**WORK INSTRUCTIONS**: Reproduce all the lines below exactly and omit the images.

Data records
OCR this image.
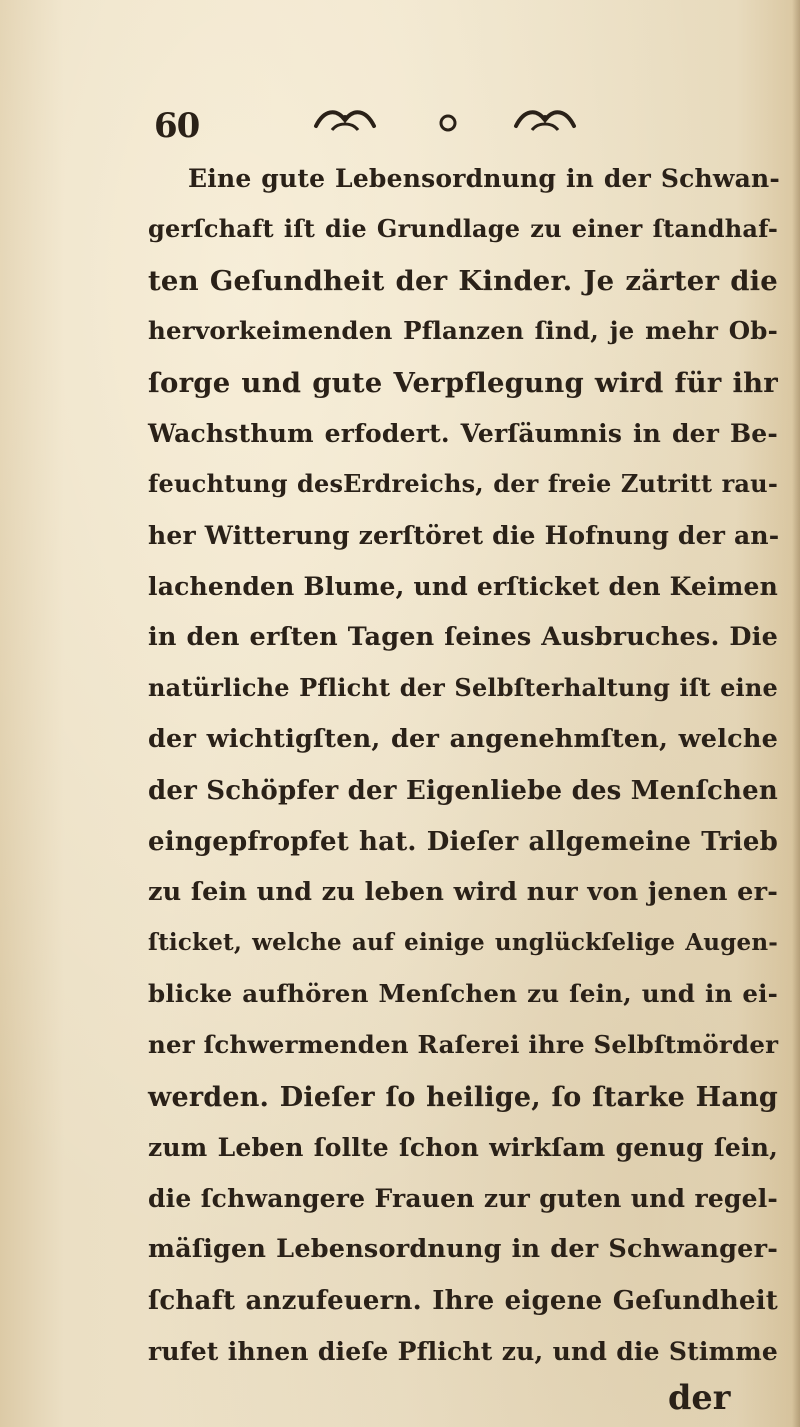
60
Eine gute Lebensordnung in der Schwan-
gerſchaft iſt die Grundlage zu einer ſtandhaf-
ten Geſundheit der Kinder. Je zärter die
hervorkeimenden Pflanzen ſind, je mehr Ob-
ſorge und gute Verpflegung wird für ihr
Wachsthum erfodert. Verſäumnis in der Be-
feuchtung desErdreichs, der freie Zutritt rau-
her Witterung zerſtöret die Hofnung der an-
lachenden Blume, und erſticket den Keimen
in den erſten Tagen ſeines Ausbruches. Die
natürliche Pflicht der Selbſterhaltung iſt eine
der wichtigſten, der angenehmſten, welche
der Schöpfer der Eigenliebe des Menſchen
eingepfropfet hat. Dieſer allgemeine Trieb
zu ſein und zu leben wird nur von jenen er-
ſticket, welche auf einige unglückſelige Augen-
blicke aufhören Menſchen zu ſein, und in ei-
ner ſchwermenden Raſerei ihre Selbſtmörder
werden. Dieſer ſo heilige, ſo ſtarke Hang
zum Leben ſollte ſchon wirkſam genug ſein,
die ſchwangere Frauen zur guten und regel-
mäſigen Lebensordnung in der Schwanger-
ſchaft anzufeuern. Ihre eigene Geſundheit
rufet ihnen dieſe Pflicht zu, und die Stimme
der
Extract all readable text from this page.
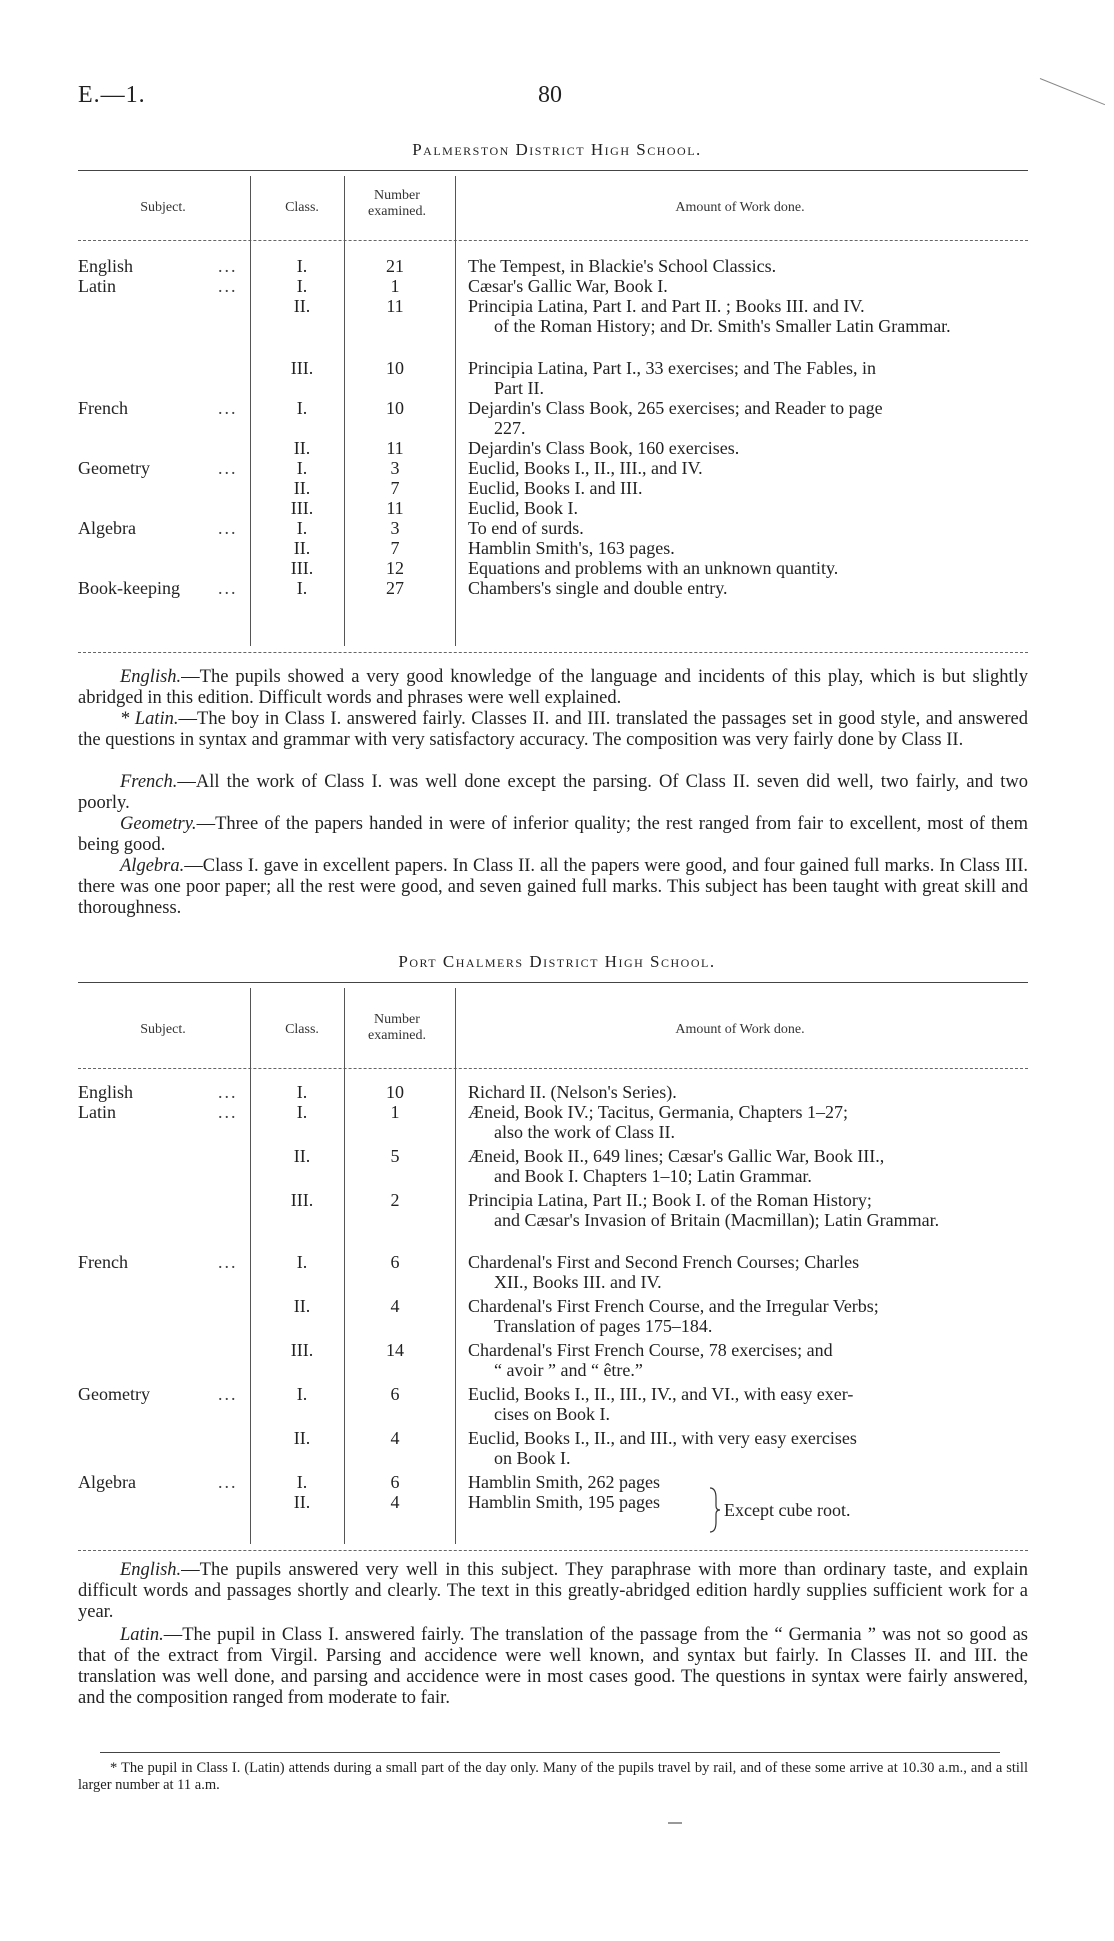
E.—1.	80
Palmerston District High School.
Subject.	Class.
Number examined.	Amount of Work done.
English	...	I.	21	The Tempest, in Blackie's School Classics.
Latin	...	I.	1	Cæsar's Gallic War, Book I.
II.	11	Principia Latina, Part I. and Part II. ; Books III. and IV.
of the Roman History; and Dr. Smith's Smaller Latin Grammar.
III.	10	Principia Latina, Part I., 33 exercises; and The Fables, in
Part II.
French	...	I.	10	Dejardin's Class Book, 265 exercises; and Reader to page
227.
II.	11	Dejardin's Class Book, 160 exercises.
Geometry	...	I.	3	Euclid, Books I., II., III., and IV.
II.	7	Euclid, Books I. and III.
III.	11	Euclid, Book I.
Algebra	...	I.	3	To end of surds.
II.	7	Hamblin Smith's, 163 pages.
III.	12	Equations and problems with an unknown quantity.
Book-keeping ...	I.	27	Chambers's single and double entry.
English.—The pupils showed a very good knowledge of the language and incidents of this play, which is but slightly abridged in this edition. Difficult words and phrases were well explained.
* Latin.—The boy in Class I. answered fairly. Classes II. and III. translated the passages set in good style, and answered the questions in syntax and grammar with very satisfactory accuracy. The composition was very fairly done by Class II.
French.—All the work of Class I. was well done except the parsing. Of Class II. seven did well, two fairly, and two poorly.
Geometry.—Three of the papers handed in were of inferior quality; the rest ranged from fair to excellent, most of them being good.
Algebra.—Class I. gave in excellent papers. In Class II. all the papers were good, and four gained full marks. In Class III. there was one poor paper; all the rest were good, and seven gained full marks. This subject has been taught with great skill and thoroughness.
Port Chalmers District High School.
Subject.	Class.
Number examined.	Amount of Work done.
English	...	I.	10	Richard II. (Nelson's Series).
Latin	...	I.	1	Æneid, Book IV.; Tacitus, Germania, Chapters 1–27;
also the work of Class II.
II.	5	Æneid, Book II., 649 lines; Cæsar's Gallic War, Book III.,
and Book I. Chapters 1–10; Latin Grammar.
III.	2	Principia Latina, Part II.; Book I. of the Roman History;
and Cæsar's Invasion of Britain (Macmillan); Latin Grammar.
French	...	I.	6	Chardenal's First and Second French Courses; Charles
XII., Books III. and IV.
II.	4	Chardenal's First French Course, and the Irregular Verbs;
Translation of pages 175–184.
III.	14	Chardenal's First French Course, 78 exercises; and
“ avoir ” and “ être.”
Geometry	...	I.	6	Euclid, Books I., II., III., IV., and VI., with easy exer-
cises on Book I.
II.	4	Euclid, Books I., II., and III., with very easy exercises
on Book I.
Algebra	...	I.	6	Hamblin Smith, 262 pages
II.	4	Hamblin Smith, 195 pages	Except cube root.
English.—The pupils answered very well in this subject. They paraphrase with more than ordinary taste, and explain difficult words and passages shortly and clearly. The text in this greatly-abridged edition hardly supplies sufficient work for a year.
Latin.—The pupil in Class I. answered fairly. The translation of the passage from the “ Germania ” was not so good as that of the extract from Virgil. Parsing and accidence were well known, and syntax but fairly. In Classes II. and III. the translation was well done, and parsing and accidence were in most cases good. The questions in syntax were fairly answered, and the composition ranged from moderate to fair.
* The pupil in Class I. (Latin) attends during a small part of the day only. Many of the pupils travel by rail, and of these some arrive at 10.30 a.m., and a still larger number at 11 a.m.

**TASK RESPONSE**:
OCR this image.
60
Eine gute Lebensordnung in der Schwan-
gerſchaft iſt die Grundlage zu einer ſtandhaf-
ten Geſundheit der Kinder. Je zärter die
hervorkeimenden Pflanzen ſind, je mehr Ob-
ſorge und gute Verpflegung wird für ihr
Wachsthum erfodert. Verſäumnis in der Be-
feuchtung desErdreichs, der freie Zutritt rau-
her Witterung zerſtöret die Hofnung der an-
lachenden Blume, und erſticket den Keimen
in den erſten Tagen ſeines Ausbruches. Die
natürliche Pflicht der Selbſterhaltung iſt eine
der wichtigſten, der angenehmſten, welche
der Schöpfer der Eigenliebe des Menſchen
eingepfropfet hat. Dieſer allgemeine Trieb
zu ſein und zu leben wird nur von jenen er-
ſticket, welche auf einige unglückſelige Augen-
blicke aufhören Menſchen zu ſein, und in ei-
ner ſchwermenden Raſerei ihre Selbſtmörder
werden. Dieſer ſo heilige, ſo ſtarke Hang
zum Leben ſollte ſchon wirkſam genug ſein,
die ſchwangere Frauen zur guten und regel-
mäſigen Lebensordnung in der Schwanger-
ſchaft anzufeuern. Ihre eigene Geſundheit
rufet ihnen dieſe Pflicht zu, und die Stimme
der
Extract all readable text from this page.
E.—1.	80
Palmerston District High School.
Subject.	Class.
Number examined.	Amount of Work done.
English	...	I.	21	The Tempest, in Blackie's School Classics.
Latin	...	I.	1	Cæsar's Gallic War, Book I.
II.	11	Principia Latina, Part I. and Part II. ; Books III. and IV.
of the Roman History; and Dr. Smith's Smaller Latin Grammar.
III.	10	Principia Latina, Part I., 33 exercises; and The Fables, in
Part II.
French	...	I.	10	Dejardin's Class Book, 265 exercises; and Reader to page
227.
II.	11	Dejardin's Class Book, 160 exercises.
Geometry	...	I.	3	Euclid, Books I., II., III., and IV.
II.	7	Euclid, Books I. and III.
III.	11	Euclid, Book I.
Algebra	...	I.	3	To end of surds.
II.	7	Hamblin Smith's, 163 pages.
III.	12	Equations and problems with an unknown quantity.
Book-keeping ...	I.	27	Chambers's single and double entry.
English.—The pupils showed a very good knowledge of the language and incidents of this play, which is but slightly abridged in this edition. Difficult words and phrases were well explained.
* Latin.—The boy in Class I. answered fairly. Classes II. and III. translated the passages set in good style, and answered the questions in syntax and grammar with very satisfactory accuracy. The composition was very fairly done by Class II.
French.—All the work of Class I. was well done except the parsing. Of Class II. seven did well, two fairly, and two poorly.
Geometry.—Three of the papers handed in were of inferior quality; the rest ranged from fair to excellent, most of them being good.
Algebra.—Class I. gave in excellent papers. In Class II. all the papers were good, and four gained full marks. In Class III. there was one poor paper; all the rest were good, and seven gained full marks. This subject has been taught with great skill and thoroughness.
Port Chalmers District High School.
Subject.	Class.
Number examined.	Amount of Work done.
English	...	I.	10	Richard II. (Nelson's Series).
Latin	...	I.	1	Æneid, Book IV.; Tacitus, Germania, Chapters 1–27;
also the work of Class II.
II.	5	Æneid, Book II., 649 lines; Cæsar's Gallic War, Book III.,
and Book I. Chapters 1–10; Latin Grammar.
III.	2	Principia Latina, Part II.; Book I. of the Roman History;
and Cæsar's Invasion of Britain (Macmillan); Latin Grammar.
French	...	I.	6	Chardenal's First and Second French Courses; Charles
XII., Books III. and IV.
II.	4	Chardenal's First French Course, and the Irregular Verbs;
Translation of pages 175–184.
III.	14	Chardenal's First French Course, 78 exercises; and
“ avoir ” and “ être.”
Geometry	...	I.	6	Euclid, Books I., II., III., IV., and VI., with easy exer-
cises on Book I.
II.	4	Euclid, Books I., II., and III., with very easy exercises
on Book I.
Algebra	...	I.	6	Hamblin Smith, 262 pages
II.	4	Hamblin Smith, 195 pages	Except cube root.
English.—The pupils answered very well in this subject. They paraphrase with more than ordinary taste, and explain difficult words and passages shortly and clearly. The text in this greatly-abridged edition hardly supplies sufficient work for a year.
Latin.—The pupil in Class I. answered fairly. The translation of the passage from the “ Germania ” was not so good as that of the extract from Virgil. Parsing and accidence were well known, and syntax but fairly. In Classes II. and III. the translation was well done, and parsing and accidence were in most cases good. The questions in syntax were fairly answered, and the composition ranged from moderate to fair.
* The pupil in Class I. (Latin) attends during a small part of the day only. Many of the pupils travel by rail, and of these some arrive at 10.30 a.m., and a still larger number at 11 a.m.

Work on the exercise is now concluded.